> [Work order] Would you show every line from the records that holds "shifts"?

> [Data for this exercise]
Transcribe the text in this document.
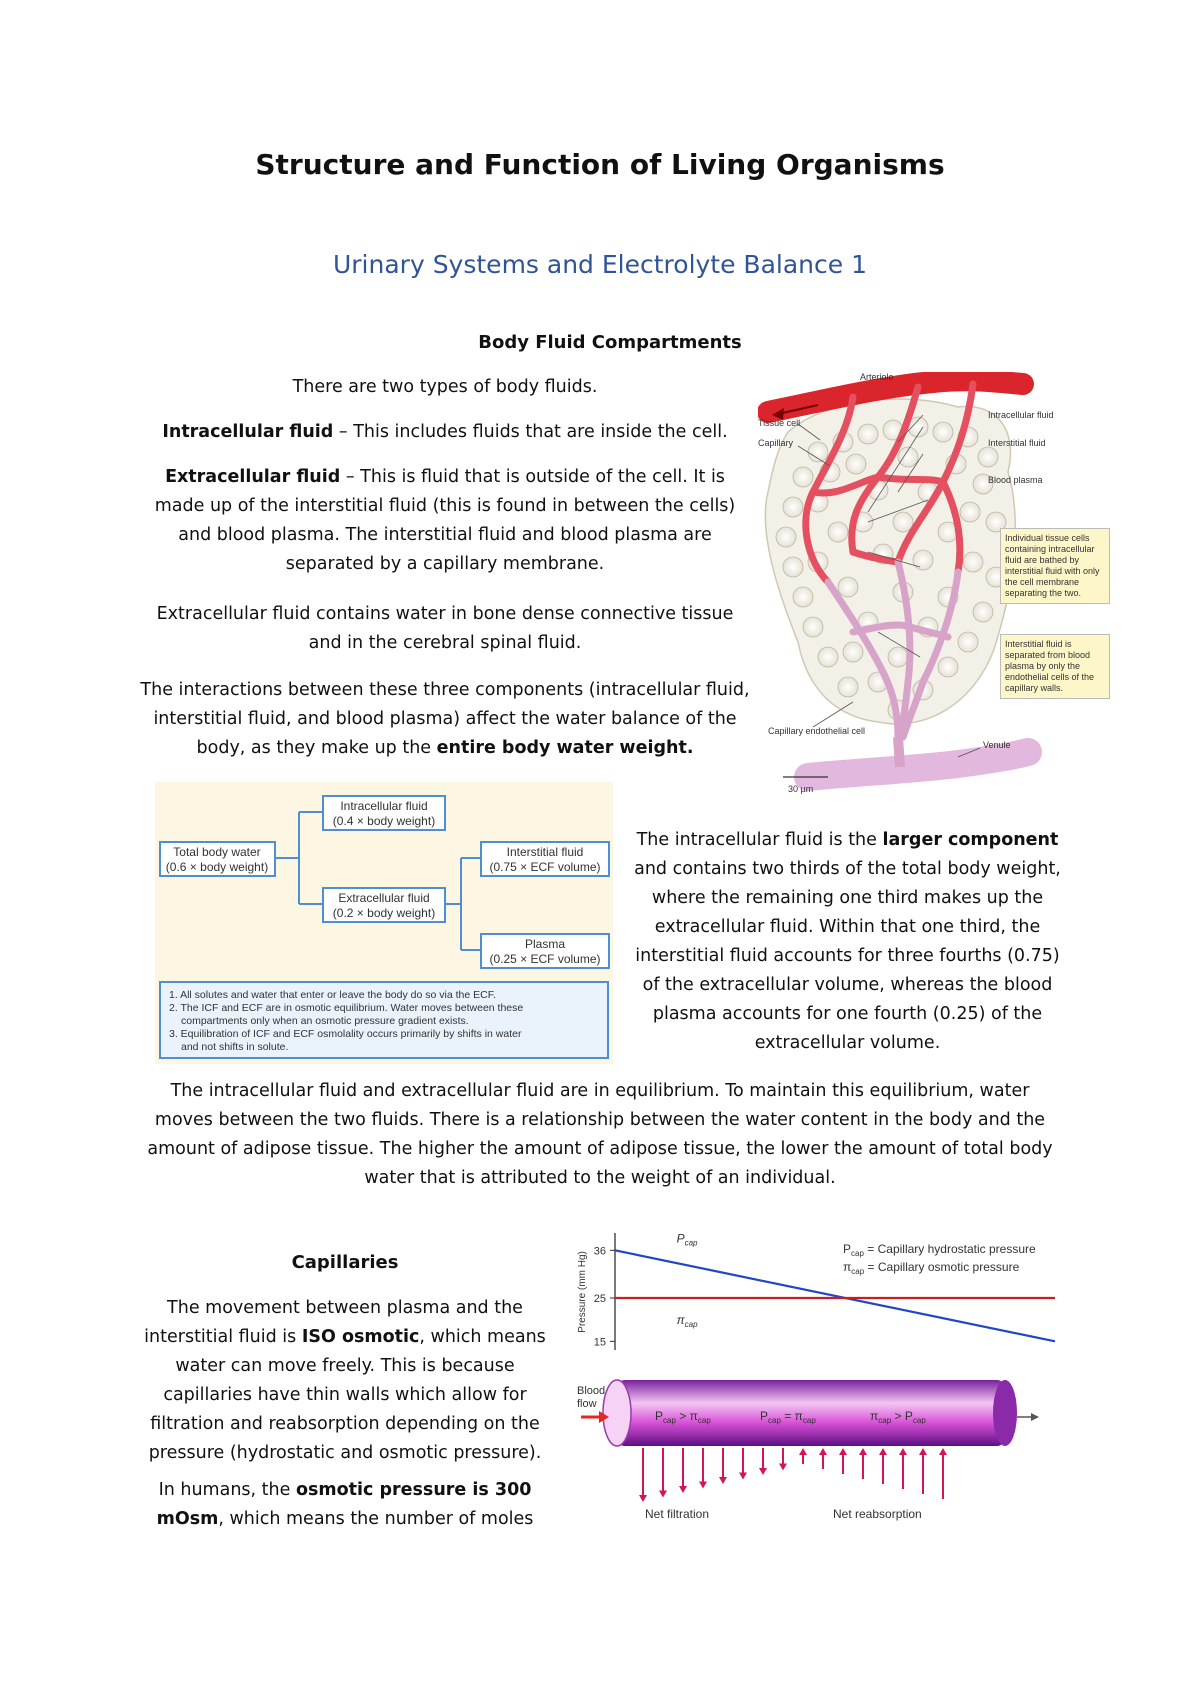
Structure and Function of Living Organisms
Urinary Systems and Electrolyte Balance 1
Body Fluid Compartments
There are two types of body fluids.
Intracellular fluid – This includes fluids that are inside the cell.
Extracellular fluid – This is fluid that is outside of the cell. It is made up of the interstitial fluid (this is found in between the cells) and blood plasma. The interstitial fluid and blood plasma are separated by a capillary membrane.
Extracellular fluid contains water in bone dense connective tissue and in the cerebral spinal fluid.
The interactions between these three components (intracellular fluid, interstitial fluid, and blood plasma) affect the water balance of the body, as they make up the entire body water weight.
Arteriole
Tissue cell
Capillary
Intracellular fluid
Interstitial fluid
Blood plasma
Capillary endothelial cell
Venule
30 µm
Individual tissue cells containing intracellular fluid are bathed by interstitial fluid with only the cell membrane separating the two.
Interstitial fluid is separated from blood plasma by only the endothelial cells of the capillary walls.
Total body water
(0.6 × body weight)
Intracellular fluid
(0.4 × body weight)
Extracellular fluid
(0.2 × body weight)
Interstitial fluid
(0.75 × ECF volume)
Plasma
(0.25 × ECF volume)
1. All solutes and water that enter or leave the body do so via the ECF.
2. The ICF and ECF are in osmotic equilibrium. Water moves between these
compartments only when an osmotic pressure gradient exists.
3. Equilibration of ICF and ECF osmolality occurs primarily by shifts in water
and not shifts in solute.
The intracellular fluid is the larger component and contains two thirds of the total body weight, where the remaining one third makes up the extracellular fluid. Within that one third, the interstitial fluid accounts for three fourths (0.75) of the extracellular volume, whereas the blood plasma accounts for one fourth (0.25) of the extracellular volume.
The intracellular fluid and extracellular fluid are in equilibrium. To maintain this equilibrium, water moves between the two fluids. There is a relationship between the water content in the body and the amount of adipose tissue. The higher the amount of adipose tissue, the lower the amount of total body water that is attributed to the weight of an individual.
Capillaries
The movement between plasma and the interstitial fluid is ISO osmotic, which means water can move freely. This is because capillaries have thin walls which allow for filtration and reabsorption depending on the pressure (hydrostatic and osmotic pressure).
In humans, the osmotic pressure is 300 mOsm, which means the number of moles
Pressure (mm Hg)
15
25
36
$P_{cap}$
$\pi_{cap}$
$P_{cap}$ = Capillary hydrostatic pressure
$\pi_{cap}$ = Capillary osmotic pressure
Blood
flow
$P_{cap} > \pi_{cap}$	$P_{cap} = \pi_{cap}$	$\pi_{cap} > P_{cap}$
Net filtration	Net reabsorption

> [Final answer]
3. Equilibration of ICF and ECF osmolality occurs primarily by shifts in water
and not shifts in solute.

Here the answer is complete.